>>>

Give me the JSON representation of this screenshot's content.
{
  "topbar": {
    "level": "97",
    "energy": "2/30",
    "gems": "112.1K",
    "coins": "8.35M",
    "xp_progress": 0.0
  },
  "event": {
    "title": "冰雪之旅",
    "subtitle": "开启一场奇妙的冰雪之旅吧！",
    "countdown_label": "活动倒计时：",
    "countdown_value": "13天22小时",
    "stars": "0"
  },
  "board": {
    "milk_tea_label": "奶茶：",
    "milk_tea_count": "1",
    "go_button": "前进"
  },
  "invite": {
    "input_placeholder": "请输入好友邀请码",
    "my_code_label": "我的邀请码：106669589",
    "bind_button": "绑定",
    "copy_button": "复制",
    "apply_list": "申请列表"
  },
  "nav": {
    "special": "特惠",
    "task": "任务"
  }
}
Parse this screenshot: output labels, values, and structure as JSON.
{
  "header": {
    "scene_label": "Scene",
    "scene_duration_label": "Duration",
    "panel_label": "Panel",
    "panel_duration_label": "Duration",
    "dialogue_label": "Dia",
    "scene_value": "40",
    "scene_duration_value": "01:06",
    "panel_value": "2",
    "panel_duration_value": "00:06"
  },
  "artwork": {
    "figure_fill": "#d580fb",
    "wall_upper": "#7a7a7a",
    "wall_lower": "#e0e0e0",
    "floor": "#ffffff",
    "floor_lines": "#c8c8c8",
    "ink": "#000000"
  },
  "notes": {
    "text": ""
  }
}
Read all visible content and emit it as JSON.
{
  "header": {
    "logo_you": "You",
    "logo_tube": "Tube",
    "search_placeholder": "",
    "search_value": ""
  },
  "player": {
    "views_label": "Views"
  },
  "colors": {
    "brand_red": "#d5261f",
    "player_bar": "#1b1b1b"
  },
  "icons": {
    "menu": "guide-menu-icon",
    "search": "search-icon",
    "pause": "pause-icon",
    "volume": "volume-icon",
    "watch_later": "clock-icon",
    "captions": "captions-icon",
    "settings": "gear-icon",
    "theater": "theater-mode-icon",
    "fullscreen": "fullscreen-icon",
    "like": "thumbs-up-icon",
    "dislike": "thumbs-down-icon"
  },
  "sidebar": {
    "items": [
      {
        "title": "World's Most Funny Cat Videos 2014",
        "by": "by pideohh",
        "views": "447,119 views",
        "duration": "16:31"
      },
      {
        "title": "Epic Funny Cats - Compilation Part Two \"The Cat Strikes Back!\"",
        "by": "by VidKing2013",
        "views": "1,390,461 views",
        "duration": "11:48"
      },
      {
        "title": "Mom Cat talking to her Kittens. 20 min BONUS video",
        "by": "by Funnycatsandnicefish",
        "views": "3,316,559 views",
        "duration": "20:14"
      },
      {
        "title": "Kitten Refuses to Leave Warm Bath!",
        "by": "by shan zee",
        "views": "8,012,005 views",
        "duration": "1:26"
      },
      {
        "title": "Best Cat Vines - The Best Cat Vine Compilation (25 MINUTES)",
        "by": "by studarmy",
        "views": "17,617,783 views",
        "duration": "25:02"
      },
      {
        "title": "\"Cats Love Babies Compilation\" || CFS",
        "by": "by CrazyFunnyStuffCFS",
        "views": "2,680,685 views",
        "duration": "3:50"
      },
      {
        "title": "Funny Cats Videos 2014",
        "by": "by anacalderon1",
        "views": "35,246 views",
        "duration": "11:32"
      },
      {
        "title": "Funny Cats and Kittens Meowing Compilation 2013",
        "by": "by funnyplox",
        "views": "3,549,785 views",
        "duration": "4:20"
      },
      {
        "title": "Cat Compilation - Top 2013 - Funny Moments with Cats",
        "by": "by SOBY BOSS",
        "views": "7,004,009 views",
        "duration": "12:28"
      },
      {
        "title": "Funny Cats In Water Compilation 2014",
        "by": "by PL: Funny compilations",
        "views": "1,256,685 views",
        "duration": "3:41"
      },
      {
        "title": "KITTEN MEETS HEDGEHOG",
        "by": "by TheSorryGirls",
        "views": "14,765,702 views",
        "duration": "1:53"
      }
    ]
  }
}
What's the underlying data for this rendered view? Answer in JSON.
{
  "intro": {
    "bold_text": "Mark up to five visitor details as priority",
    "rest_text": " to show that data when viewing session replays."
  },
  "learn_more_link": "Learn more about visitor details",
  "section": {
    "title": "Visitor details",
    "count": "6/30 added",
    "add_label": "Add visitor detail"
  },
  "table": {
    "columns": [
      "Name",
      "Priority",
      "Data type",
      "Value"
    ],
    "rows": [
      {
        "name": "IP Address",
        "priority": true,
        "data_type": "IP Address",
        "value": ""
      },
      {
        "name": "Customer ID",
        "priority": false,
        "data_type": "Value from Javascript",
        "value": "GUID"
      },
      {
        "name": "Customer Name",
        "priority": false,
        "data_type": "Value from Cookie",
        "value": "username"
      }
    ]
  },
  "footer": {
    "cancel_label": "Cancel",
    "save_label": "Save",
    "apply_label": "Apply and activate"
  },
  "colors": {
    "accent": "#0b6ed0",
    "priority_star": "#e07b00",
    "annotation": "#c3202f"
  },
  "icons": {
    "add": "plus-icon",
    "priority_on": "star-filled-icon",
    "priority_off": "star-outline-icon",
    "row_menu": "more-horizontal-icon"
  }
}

<<<

### Challenge
Repeat exactly the lines above from the line that contains "What's the underlying" through the end. Include both of these ends; leave out everything else.

### Response to this task
What's the underlying data for this rendered view? Answer in JSON.
{
  "intro": {
    "bold_text": "Mark up to five visitor details as priority",
    "rest_text": " to show that data when viewing session replays."
  },
  "learn_more_link": "Learn more about visitor details",
  "section": {
    "title": "Visitor details",
    "count": "6/30 added",
    "add_label": "Add visitor detail"
  },
  "table": {
    "columns": [
      "Name",
      "Priority",
      "Data type",
      "Value"
    ],
    "rows": [
      {
        "name": "IP Address",
        "priority": true,
        "data_type": "IP Address",
        "value": ""
      },
      {
        "name": "Customer ID",
        "priority": false,
        "data_type": "Value from Javascript",
        "value": "GUID"
      },
      {
        "name": "Customer Name",
        "priority": false,
        "data_type": "Value from Cookie",
        "value": "username"
      }
    ]
  },
  "footer": {
    "cancel_label": "Cancel",
    "save_label": "Save",
    "apply_label": "Apply and activate"
  },
  "colors": {
    "accent": "#0b6ed0",
    "priority_star": "#e07b00",
    "annotation": "#c3202f"
  },
  "icons": {
    "add": "plus-icon",
    "priority_on": "star-filled-icon",
    "priority_off": "star-outline-icon",
    "row_menu": "more-horizontal-icon"
  }
}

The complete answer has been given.